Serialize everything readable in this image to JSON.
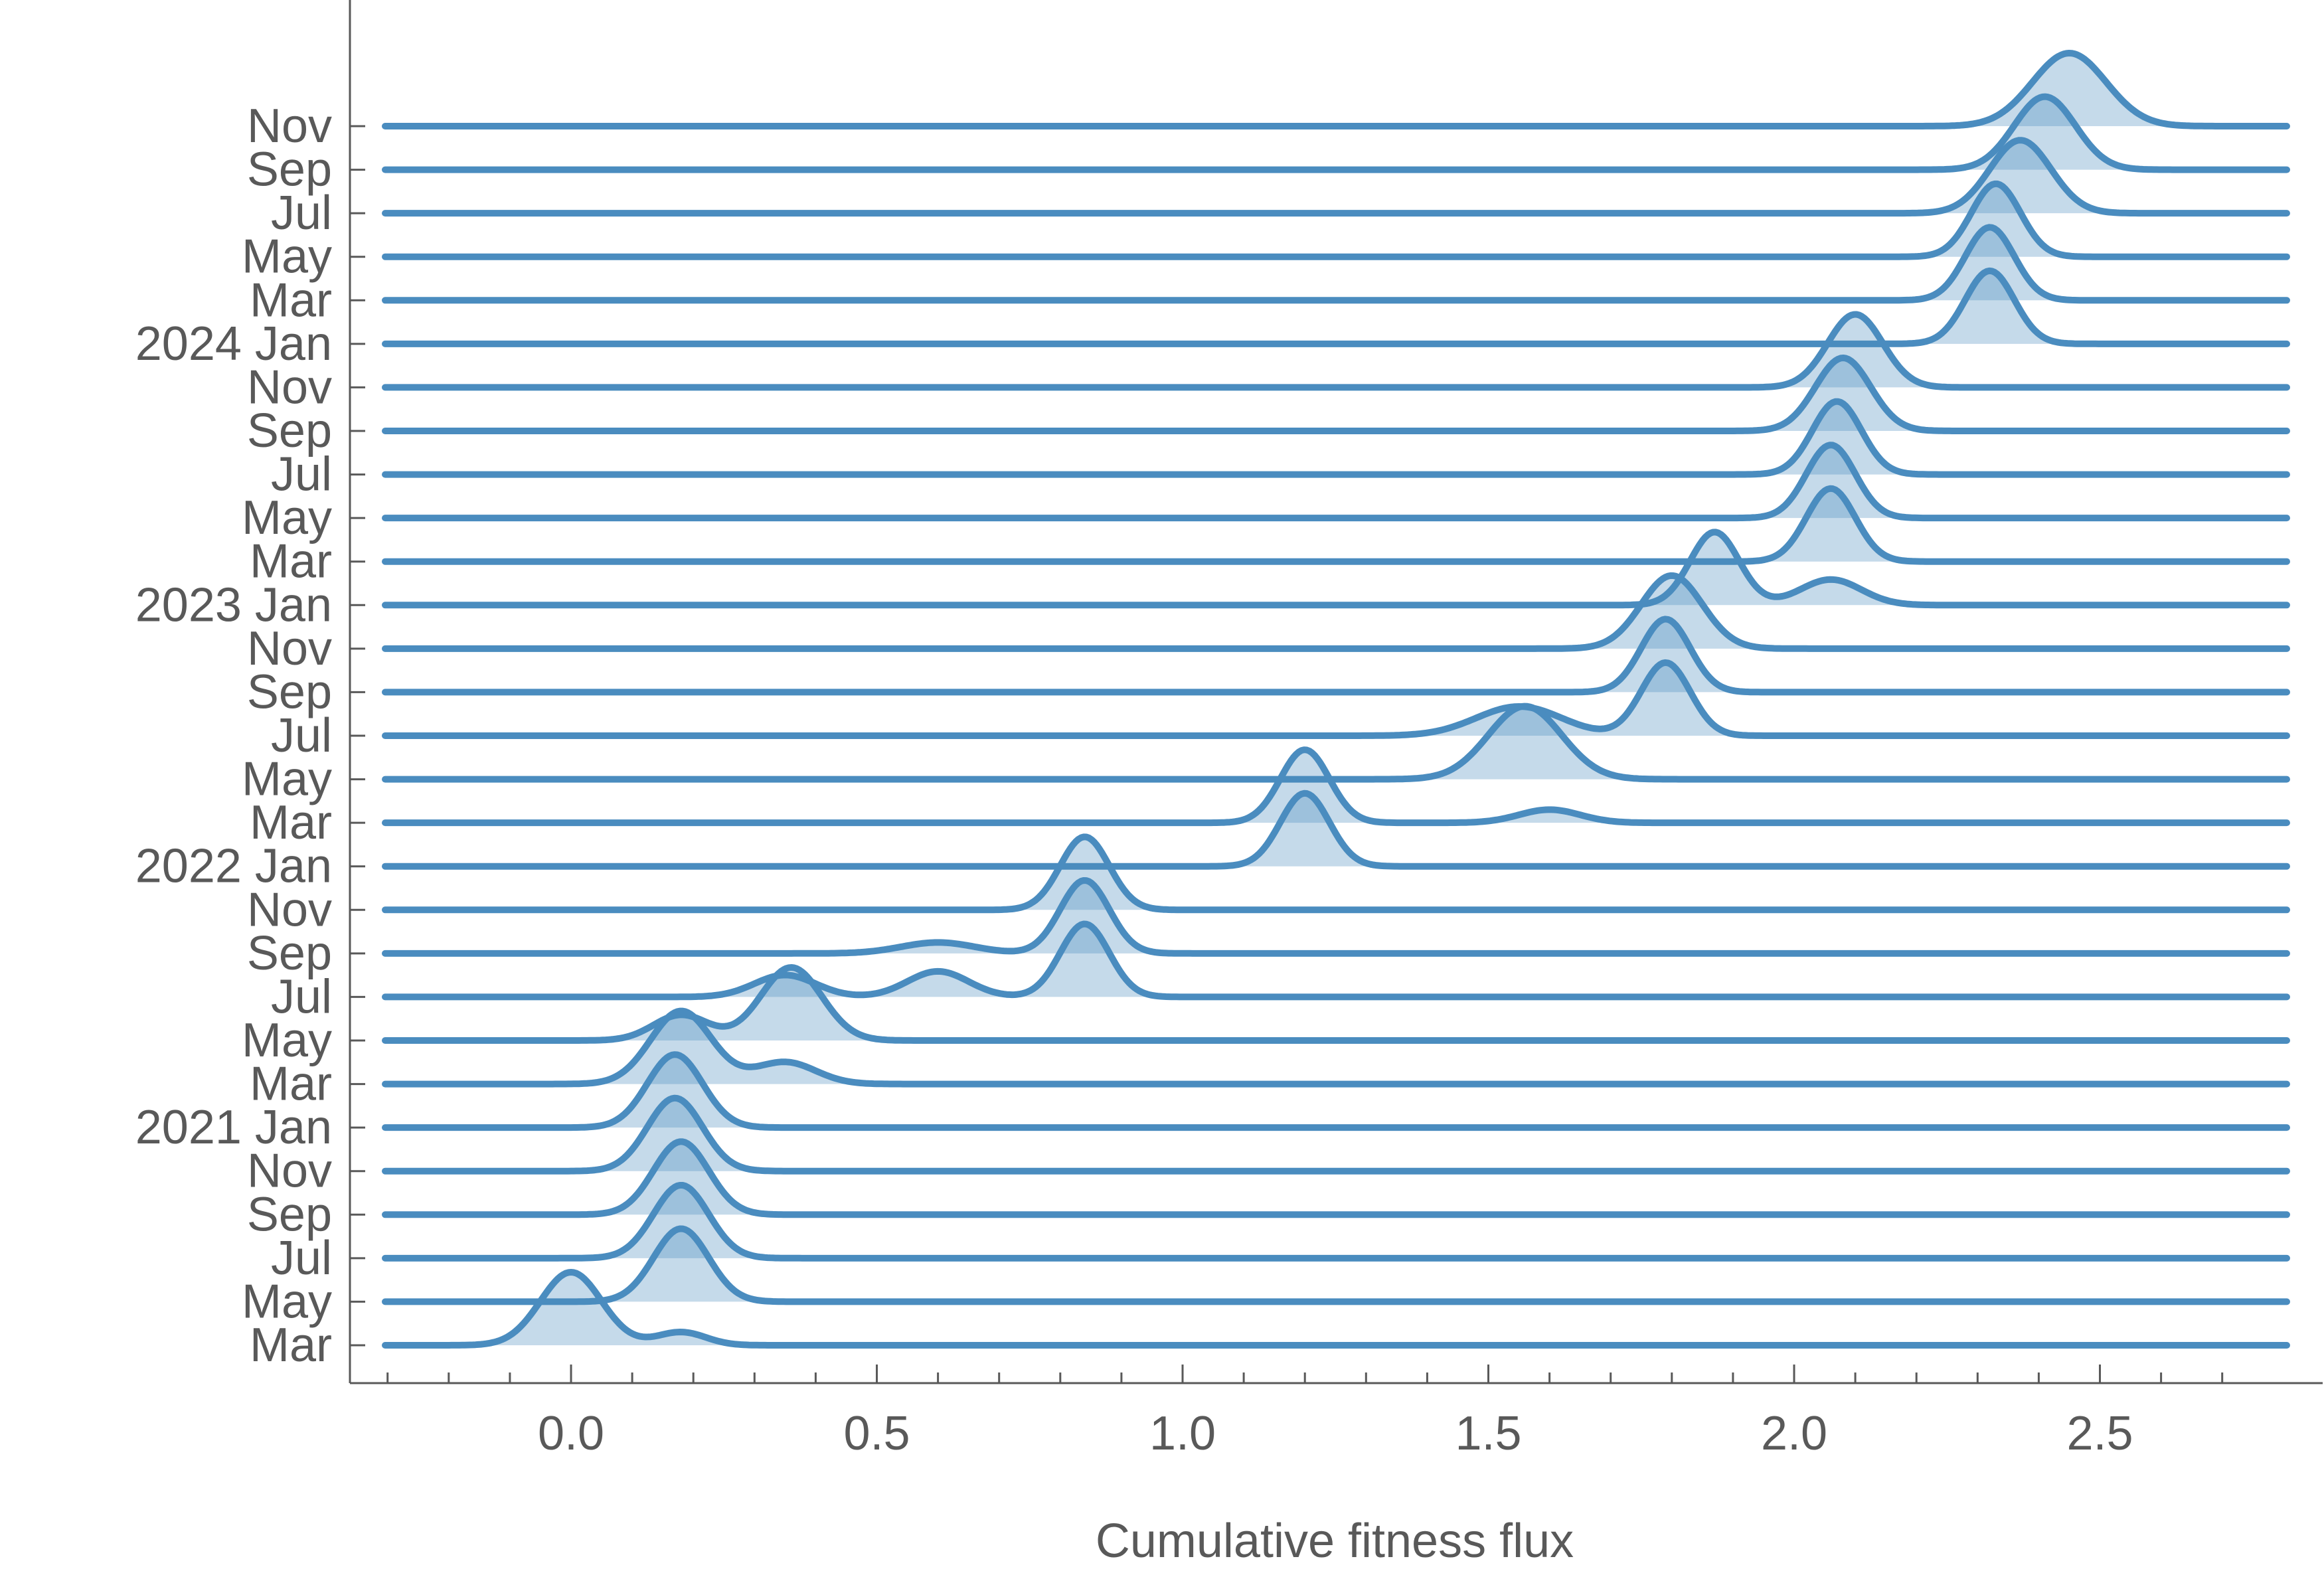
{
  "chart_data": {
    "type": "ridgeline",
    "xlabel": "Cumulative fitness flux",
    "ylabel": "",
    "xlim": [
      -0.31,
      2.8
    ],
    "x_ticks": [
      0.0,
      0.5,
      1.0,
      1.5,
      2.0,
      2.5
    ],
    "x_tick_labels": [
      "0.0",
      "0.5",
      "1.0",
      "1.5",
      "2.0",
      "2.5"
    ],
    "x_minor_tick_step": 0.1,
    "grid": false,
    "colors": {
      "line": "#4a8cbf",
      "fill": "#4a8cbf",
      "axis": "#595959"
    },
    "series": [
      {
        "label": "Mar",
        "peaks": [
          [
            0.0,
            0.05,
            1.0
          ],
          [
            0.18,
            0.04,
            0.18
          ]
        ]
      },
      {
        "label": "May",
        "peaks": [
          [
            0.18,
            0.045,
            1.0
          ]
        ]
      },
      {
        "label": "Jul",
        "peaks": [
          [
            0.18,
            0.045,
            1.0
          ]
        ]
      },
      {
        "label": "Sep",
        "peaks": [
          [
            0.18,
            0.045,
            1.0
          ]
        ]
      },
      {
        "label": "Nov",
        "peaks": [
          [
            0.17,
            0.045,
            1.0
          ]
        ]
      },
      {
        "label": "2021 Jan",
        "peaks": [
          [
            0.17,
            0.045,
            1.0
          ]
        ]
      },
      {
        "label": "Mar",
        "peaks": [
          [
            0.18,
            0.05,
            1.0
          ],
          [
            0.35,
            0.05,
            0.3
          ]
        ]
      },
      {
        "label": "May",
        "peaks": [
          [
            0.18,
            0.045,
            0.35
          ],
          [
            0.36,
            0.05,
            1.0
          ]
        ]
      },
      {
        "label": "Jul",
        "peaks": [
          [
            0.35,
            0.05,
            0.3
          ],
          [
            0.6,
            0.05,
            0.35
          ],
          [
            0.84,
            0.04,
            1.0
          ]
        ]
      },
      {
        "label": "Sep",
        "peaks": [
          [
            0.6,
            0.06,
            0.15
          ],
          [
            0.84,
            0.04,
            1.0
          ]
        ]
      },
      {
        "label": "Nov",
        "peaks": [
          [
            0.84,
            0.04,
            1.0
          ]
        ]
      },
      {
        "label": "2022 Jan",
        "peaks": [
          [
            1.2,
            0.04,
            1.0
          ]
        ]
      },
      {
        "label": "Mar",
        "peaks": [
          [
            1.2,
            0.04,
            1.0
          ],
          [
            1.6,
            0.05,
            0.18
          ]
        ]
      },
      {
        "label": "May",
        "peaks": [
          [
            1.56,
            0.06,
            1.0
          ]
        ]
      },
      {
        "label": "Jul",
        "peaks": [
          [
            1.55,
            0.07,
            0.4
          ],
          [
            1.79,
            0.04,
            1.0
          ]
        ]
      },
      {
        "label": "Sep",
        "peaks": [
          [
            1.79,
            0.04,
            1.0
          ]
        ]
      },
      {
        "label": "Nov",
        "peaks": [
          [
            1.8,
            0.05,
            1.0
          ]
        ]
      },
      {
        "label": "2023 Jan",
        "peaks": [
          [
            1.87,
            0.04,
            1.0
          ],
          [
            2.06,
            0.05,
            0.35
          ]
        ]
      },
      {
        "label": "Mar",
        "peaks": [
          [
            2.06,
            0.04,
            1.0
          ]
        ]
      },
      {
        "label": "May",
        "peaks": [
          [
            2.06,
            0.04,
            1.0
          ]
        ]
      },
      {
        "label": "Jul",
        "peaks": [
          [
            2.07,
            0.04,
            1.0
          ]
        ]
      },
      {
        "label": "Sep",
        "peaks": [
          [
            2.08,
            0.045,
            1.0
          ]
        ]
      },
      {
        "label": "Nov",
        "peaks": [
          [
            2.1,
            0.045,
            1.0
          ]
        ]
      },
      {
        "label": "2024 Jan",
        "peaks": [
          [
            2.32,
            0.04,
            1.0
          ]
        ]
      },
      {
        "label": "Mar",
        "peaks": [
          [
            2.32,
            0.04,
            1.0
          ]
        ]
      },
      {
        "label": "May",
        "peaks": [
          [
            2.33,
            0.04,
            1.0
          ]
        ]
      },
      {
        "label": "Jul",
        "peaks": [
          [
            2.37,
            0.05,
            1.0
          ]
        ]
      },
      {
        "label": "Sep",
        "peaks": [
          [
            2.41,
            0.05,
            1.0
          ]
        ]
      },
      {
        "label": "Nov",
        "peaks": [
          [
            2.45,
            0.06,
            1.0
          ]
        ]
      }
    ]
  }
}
--
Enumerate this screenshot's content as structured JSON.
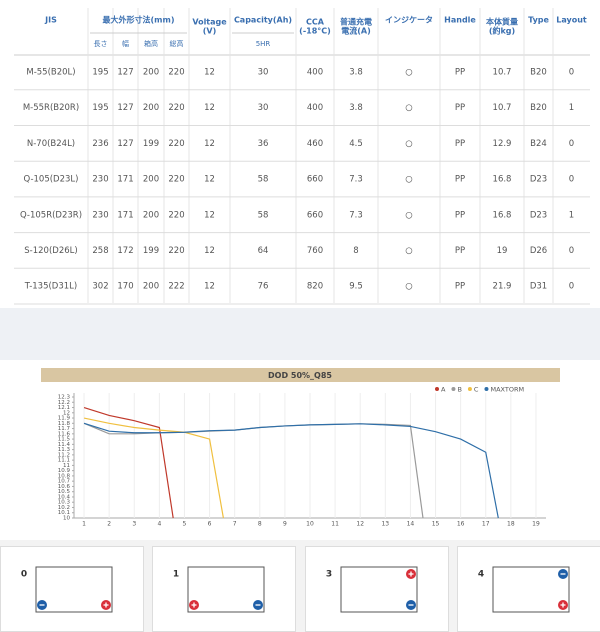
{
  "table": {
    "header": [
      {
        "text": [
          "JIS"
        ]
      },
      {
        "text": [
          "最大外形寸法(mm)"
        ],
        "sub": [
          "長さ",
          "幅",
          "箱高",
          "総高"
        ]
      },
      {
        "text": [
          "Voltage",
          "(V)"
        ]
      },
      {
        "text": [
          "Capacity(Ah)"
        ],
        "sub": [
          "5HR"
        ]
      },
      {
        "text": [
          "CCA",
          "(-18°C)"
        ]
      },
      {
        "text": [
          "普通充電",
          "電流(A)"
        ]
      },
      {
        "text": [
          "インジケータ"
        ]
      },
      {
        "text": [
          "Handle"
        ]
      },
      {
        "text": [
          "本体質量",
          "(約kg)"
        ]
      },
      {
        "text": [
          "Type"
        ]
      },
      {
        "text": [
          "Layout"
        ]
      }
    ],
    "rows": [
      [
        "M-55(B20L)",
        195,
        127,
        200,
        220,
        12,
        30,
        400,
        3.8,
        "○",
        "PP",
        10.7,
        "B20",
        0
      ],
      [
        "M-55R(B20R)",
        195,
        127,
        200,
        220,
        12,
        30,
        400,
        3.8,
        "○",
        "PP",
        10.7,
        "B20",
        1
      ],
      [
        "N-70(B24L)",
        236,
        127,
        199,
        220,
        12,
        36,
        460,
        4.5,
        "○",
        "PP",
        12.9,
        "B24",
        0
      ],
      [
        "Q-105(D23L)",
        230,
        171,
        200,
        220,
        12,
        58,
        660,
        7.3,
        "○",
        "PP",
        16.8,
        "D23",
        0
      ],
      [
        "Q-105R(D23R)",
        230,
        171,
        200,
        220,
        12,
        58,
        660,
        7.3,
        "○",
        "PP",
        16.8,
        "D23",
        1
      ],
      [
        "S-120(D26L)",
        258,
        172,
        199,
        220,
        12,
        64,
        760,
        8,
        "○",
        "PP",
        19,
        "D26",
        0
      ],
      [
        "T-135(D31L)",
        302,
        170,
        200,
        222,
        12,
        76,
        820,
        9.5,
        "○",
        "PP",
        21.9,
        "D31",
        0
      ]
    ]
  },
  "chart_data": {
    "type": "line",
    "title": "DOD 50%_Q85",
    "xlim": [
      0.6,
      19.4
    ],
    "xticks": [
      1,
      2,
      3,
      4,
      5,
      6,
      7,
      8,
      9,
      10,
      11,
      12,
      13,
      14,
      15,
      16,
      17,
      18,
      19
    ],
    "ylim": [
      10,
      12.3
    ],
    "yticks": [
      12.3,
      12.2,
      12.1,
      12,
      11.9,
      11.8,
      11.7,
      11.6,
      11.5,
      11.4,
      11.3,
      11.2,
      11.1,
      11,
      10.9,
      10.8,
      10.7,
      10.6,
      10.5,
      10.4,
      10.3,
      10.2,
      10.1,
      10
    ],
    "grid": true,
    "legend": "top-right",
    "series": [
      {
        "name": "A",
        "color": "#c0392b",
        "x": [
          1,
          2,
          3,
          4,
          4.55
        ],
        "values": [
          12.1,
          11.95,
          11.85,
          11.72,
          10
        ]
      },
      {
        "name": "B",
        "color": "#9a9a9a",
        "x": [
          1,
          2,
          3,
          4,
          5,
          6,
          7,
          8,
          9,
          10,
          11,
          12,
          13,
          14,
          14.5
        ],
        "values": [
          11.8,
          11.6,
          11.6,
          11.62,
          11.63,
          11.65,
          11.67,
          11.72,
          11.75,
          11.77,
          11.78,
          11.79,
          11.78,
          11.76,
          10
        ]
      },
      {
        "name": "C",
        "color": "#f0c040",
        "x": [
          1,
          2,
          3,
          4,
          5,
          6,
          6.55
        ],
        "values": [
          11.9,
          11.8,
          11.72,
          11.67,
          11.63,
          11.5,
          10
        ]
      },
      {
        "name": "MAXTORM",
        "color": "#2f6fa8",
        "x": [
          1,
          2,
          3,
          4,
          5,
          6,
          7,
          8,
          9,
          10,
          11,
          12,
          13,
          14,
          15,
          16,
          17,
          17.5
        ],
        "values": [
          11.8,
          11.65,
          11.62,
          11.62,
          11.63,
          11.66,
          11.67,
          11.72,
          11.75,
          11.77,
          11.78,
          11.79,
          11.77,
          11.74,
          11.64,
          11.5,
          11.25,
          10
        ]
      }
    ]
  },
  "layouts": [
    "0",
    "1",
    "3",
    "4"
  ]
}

# [Task brief]
Looking at the entries above, how many lines contain the word "this"? Answer with the number alone.

# [Correct response]
2